Items from a dataset
──────────

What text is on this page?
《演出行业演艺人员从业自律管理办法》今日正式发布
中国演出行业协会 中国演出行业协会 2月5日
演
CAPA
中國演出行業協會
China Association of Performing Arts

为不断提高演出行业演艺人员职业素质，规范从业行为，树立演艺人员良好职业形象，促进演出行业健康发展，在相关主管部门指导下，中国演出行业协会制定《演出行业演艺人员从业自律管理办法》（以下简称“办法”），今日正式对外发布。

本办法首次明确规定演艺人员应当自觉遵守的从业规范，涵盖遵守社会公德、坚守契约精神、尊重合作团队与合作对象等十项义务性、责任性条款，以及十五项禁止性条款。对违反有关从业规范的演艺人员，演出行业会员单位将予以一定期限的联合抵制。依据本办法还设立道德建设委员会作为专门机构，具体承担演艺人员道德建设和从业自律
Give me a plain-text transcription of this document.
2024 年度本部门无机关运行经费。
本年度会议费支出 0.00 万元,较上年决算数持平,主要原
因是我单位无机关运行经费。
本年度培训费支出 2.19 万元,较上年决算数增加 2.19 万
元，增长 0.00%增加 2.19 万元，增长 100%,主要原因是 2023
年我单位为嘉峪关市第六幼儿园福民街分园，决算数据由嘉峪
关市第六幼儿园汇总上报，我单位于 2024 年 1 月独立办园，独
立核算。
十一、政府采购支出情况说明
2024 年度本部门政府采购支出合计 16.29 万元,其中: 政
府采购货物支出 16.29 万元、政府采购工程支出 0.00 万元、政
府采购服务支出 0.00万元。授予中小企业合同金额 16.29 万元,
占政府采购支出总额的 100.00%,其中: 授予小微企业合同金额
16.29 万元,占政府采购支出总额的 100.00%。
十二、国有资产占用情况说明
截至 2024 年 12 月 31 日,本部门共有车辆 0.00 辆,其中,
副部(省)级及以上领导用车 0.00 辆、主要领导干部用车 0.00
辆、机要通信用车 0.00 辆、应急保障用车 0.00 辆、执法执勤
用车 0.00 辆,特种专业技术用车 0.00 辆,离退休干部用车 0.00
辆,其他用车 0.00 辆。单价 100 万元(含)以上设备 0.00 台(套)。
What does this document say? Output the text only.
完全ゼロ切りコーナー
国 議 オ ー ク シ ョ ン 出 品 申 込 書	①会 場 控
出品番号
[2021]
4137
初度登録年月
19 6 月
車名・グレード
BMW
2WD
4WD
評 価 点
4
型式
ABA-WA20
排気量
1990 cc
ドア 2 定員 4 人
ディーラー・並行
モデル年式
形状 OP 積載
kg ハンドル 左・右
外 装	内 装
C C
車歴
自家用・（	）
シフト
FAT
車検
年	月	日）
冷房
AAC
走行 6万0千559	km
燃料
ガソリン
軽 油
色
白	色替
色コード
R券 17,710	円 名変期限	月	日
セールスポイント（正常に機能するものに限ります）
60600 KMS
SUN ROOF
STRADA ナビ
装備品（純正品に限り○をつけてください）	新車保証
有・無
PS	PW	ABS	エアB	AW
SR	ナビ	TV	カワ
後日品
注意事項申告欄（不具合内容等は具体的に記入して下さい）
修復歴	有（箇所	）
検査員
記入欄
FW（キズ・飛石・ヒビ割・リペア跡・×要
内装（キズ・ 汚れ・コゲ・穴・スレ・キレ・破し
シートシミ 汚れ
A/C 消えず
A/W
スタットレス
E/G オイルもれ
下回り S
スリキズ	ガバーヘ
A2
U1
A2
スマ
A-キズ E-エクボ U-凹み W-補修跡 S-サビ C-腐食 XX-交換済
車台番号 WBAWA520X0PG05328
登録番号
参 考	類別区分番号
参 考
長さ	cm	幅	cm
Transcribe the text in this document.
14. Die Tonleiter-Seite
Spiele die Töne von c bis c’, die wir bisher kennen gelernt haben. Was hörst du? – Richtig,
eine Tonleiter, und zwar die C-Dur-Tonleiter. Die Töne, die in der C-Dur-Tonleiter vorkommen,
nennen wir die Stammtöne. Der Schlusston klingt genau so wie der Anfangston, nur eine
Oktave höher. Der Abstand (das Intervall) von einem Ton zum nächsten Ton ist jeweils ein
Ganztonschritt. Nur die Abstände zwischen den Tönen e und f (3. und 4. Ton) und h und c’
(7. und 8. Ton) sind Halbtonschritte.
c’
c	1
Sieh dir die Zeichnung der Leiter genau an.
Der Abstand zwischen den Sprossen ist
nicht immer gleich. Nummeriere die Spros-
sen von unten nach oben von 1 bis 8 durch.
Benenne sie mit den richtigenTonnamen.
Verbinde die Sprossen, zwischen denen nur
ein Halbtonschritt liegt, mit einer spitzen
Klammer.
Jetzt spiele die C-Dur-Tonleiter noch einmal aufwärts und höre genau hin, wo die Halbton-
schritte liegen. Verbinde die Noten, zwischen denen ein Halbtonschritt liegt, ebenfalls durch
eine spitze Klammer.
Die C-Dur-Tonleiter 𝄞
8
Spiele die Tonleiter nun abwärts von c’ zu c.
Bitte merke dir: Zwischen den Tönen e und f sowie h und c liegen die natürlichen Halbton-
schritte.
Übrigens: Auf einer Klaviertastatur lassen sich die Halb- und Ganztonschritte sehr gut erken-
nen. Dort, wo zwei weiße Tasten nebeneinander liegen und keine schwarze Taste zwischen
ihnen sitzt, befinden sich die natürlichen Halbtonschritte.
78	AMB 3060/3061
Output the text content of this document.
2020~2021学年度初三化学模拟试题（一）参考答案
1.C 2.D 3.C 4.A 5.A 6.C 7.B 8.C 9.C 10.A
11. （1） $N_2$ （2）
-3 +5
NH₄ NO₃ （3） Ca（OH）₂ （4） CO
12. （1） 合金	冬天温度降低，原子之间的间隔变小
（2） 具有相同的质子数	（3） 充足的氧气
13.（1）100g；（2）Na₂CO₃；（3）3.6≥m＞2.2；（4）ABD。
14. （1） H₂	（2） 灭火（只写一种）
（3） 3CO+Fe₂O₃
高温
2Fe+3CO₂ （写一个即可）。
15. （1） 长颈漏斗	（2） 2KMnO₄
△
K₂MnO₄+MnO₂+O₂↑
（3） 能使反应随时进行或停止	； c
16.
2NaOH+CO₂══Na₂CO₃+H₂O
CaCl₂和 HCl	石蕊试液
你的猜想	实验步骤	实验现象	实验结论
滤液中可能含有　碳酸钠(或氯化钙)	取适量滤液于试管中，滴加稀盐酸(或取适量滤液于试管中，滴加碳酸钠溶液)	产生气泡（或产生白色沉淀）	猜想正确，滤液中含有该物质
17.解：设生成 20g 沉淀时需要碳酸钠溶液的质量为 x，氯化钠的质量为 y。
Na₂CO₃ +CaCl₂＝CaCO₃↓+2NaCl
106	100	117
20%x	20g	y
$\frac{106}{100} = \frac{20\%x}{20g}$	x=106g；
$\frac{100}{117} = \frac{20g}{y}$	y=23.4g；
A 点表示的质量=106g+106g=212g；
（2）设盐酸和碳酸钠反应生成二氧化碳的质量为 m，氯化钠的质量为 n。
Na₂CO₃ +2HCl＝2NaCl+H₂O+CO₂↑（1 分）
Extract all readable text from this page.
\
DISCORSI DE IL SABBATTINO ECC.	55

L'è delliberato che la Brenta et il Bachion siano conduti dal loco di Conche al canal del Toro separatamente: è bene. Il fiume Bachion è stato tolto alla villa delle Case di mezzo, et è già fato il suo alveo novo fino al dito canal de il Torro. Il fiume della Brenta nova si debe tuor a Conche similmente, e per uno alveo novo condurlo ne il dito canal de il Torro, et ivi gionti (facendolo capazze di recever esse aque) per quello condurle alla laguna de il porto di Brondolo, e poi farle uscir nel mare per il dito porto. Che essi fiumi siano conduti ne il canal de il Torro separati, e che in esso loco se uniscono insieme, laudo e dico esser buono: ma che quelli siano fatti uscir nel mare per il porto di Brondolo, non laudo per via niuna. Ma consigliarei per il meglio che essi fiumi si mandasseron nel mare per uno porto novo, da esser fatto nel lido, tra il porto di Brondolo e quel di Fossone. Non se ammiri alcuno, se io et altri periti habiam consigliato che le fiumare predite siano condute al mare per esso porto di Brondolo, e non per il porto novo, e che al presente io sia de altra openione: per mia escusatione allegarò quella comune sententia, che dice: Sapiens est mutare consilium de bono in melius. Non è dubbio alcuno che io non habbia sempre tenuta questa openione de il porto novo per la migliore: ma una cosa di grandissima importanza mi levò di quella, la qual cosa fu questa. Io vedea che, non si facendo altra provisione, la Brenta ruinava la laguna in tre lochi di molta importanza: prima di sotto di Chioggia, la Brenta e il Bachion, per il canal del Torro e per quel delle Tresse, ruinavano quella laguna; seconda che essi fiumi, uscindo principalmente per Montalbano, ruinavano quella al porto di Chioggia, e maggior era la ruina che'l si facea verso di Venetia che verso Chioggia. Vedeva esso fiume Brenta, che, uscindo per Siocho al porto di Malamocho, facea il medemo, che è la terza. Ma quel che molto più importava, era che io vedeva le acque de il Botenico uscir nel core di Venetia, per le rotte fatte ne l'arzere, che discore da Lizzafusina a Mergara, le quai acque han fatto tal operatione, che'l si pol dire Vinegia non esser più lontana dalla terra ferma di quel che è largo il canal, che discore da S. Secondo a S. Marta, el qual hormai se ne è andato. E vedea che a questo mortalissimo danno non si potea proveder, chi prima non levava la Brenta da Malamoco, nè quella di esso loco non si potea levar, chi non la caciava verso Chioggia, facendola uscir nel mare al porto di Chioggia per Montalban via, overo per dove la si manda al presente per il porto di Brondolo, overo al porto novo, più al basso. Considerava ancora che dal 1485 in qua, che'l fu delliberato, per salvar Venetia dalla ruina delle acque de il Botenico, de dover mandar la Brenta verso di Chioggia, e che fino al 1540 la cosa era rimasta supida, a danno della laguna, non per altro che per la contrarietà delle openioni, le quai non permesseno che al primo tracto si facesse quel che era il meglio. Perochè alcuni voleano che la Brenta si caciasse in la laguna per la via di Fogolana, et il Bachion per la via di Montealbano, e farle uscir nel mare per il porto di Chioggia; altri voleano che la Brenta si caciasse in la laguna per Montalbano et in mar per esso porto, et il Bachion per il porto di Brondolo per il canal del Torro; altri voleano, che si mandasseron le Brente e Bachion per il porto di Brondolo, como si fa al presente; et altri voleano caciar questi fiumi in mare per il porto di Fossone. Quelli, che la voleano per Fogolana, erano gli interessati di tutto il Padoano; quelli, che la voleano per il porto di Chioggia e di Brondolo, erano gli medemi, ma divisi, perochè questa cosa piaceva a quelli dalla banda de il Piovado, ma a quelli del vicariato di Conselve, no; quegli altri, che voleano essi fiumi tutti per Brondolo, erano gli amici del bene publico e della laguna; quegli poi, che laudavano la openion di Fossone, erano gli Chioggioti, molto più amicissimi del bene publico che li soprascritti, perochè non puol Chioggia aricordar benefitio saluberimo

──────────

### PROBLEM DESCRIPTION
Count up every line above that has the word "this" in it; answer with the number alone.

### THE RESULT
6